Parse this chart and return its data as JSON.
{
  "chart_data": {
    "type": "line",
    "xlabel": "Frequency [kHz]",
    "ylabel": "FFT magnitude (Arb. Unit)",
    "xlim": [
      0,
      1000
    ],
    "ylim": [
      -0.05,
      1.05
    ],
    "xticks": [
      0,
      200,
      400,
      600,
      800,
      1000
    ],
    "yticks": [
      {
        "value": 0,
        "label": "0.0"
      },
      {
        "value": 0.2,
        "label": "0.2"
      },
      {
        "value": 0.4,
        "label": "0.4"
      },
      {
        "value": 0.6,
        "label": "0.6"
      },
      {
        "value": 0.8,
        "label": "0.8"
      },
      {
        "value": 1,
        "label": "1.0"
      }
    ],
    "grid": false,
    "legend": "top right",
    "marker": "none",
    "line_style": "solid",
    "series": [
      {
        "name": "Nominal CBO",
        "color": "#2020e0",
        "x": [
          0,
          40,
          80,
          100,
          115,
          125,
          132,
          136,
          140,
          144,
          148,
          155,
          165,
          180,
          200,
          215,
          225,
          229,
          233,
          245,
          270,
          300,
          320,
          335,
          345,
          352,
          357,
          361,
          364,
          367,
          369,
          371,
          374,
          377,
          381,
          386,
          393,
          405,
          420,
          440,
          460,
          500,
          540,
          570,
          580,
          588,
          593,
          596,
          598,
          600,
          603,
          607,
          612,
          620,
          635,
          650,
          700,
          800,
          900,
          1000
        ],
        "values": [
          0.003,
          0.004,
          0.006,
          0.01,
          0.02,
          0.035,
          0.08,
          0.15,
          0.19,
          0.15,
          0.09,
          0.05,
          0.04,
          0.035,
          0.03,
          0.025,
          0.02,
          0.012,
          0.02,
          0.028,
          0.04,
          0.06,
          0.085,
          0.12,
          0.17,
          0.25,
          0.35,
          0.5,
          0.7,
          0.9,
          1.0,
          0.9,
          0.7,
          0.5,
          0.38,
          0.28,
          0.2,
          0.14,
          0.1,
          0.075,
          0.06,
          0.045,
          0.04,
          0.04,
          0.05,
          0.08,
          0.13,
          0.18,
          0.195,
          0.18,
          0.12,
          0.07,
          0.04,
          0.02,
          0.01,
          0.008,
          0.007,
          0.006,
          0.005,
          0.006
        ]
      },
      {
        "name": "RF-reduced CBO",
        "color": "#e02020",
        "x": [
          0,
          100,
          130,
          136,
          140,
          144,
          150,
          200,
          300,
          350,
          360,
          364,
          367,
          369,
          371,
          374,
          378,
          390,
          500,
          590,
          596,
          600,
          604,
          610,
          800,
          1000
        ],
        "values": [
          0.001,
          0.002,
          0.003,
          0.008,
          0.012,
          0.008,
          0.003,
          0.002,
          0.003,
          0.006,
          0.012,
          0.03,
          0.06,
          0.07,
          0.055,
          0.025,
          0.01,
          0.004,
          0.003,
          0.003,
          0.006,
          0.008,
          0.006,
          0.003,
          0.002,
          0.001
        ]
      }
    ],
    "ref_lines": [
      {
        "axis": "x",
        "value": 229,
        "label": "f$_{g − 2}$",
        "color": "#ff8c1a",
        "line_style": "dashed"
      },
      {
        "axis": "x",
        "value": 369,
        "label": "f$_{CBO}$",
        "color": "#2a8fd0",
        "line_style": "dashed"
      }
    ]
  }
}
**********
Exercise:
Write out the whole listing again, exactly as it stands.

Solution below:
Parse this chart and return its data as JSON.
{
  "chart_data": {
    "type": "line",
    "xlabel": "Frequency [kHz]",
    "ylabel": "FFT magnitude (Arb. Unit)",
    "xlim": [
      0,
      1000
    ],
    "ylim": [
      -0.05,
      1.05
    ],
    "xticks": [
      0,
      200,
      400,
      600,
      800,
      1000
    ],
    "yticks": [
      {
        "value": 0,
        "label": "0.0"
      },
      {
        "value": 0.2,
        "label": "0.2"
      },
      {
        "value": 0.4,
        "label": "0.4"
      },
      {
        "value": 0.6,
        "label": "0.6"
      },
      {
        "value": 0.8,
        "label": "0.8"
      },
      {
        "value": 1,
        "label": "1.0"
      }
    ],
    "grid": false,
    "legend": "top right",
    "marker": "none",
    "line_style": "solid",
    "series": [
      {
        "name": "Nominal CBO",
        "color": "#2020e0",
        "x": [
          0,
          40,
          80,
          100,
          115,
          125,
          132,
          136,
          140,
          144,
          148,
          155,
          165,
          180,
          200,
          215,
          225,
          229,
          233,
          245,
          270,
          300,
          320,
          335,
          345,
          352,
          357,
          361,
          364,
          367,
          369,
          371,
          374,
          377,
          381,
          386,
          393,
          405,
          420,
          440,
          460,
          500,
          540,
          570,
          580,
          588,
          593,
          596,
          598,
          600,
          603,
          607,
          612,
          620,
          635,
          650,
          700,
          800,
          900,
          1000
        ],
        "values": [
          0.003,
          0.004,
          0.006,
          0.01,
          0.02,
          0.035,
          0.08,
          0.15,
          0.19,
          0.15,
          0.09,
          0.05,
          0.04,
          0.035,
          0.03,
          0.025,
          0.02,
          0.012,
          0.02,
          0.028,
          0.04,
          0.06,
          0.085,
          0.12,
          0.17,
          0.25,
          0.35,
          0.5,
          0.7,
          0.9,
          1.0,
          0.9,
          0.7,
          0.5,
          0.38,
          0.28,
          0.2,
          0.14,
          0.1,
          0.075,
          0.06,
          0.045,
          0.04,
          0.04,
          0.05,
          0.08,
          0.13,
          0.18,
          0.195,
          0.18,
          0.12,
          0.07,
          0.04,
          0.02,
          0.01,
          0.008,
          0.007,
          0.006,
          0.005,
          0.006
        ]
      },
      {
        "name": "RF-reduced CBO",
        "color": "#e02020",
        "x": [
          0,
          100,
          130,
          136,
          140,
          144,
          150,
          200,
          300,
          350,
          360,
          364,
          367,
          369,
          371,
          374,
          378,
          390,
          500,
          590,
          596,
          600,
          604,
          610,
          800,
          1000
        ],
        "values": [
          0.001,
          0.002,
          0.003,
          0.008,
          0.012,
          0.008,
          0.003,
          0.002,
          0.003,
          0.006,
          0.012,
          0.03,
          0.06,
          0.07,
          0.055,
          0.025,
          0.01,
          0.004,
          0.003,
          0.003,
          0.006,
          0.008,
          0.006,
          0.003,
          0.002,
          0.001
        ]
      }
    ],
    "ref_lines": [
      {
        "axis": "x",
        "value": 229,
        "label": "f$_{g − 2}$",
        "color": "#ff8c1a",
        "line_style": "dashed"
      },
      {
        "axis": "x",
        "value": 369,
        "label": "f$_{CBO}$",
        "color": "#2a8fd0",
        "line_style": "dashed"
      }
    ]
  }
}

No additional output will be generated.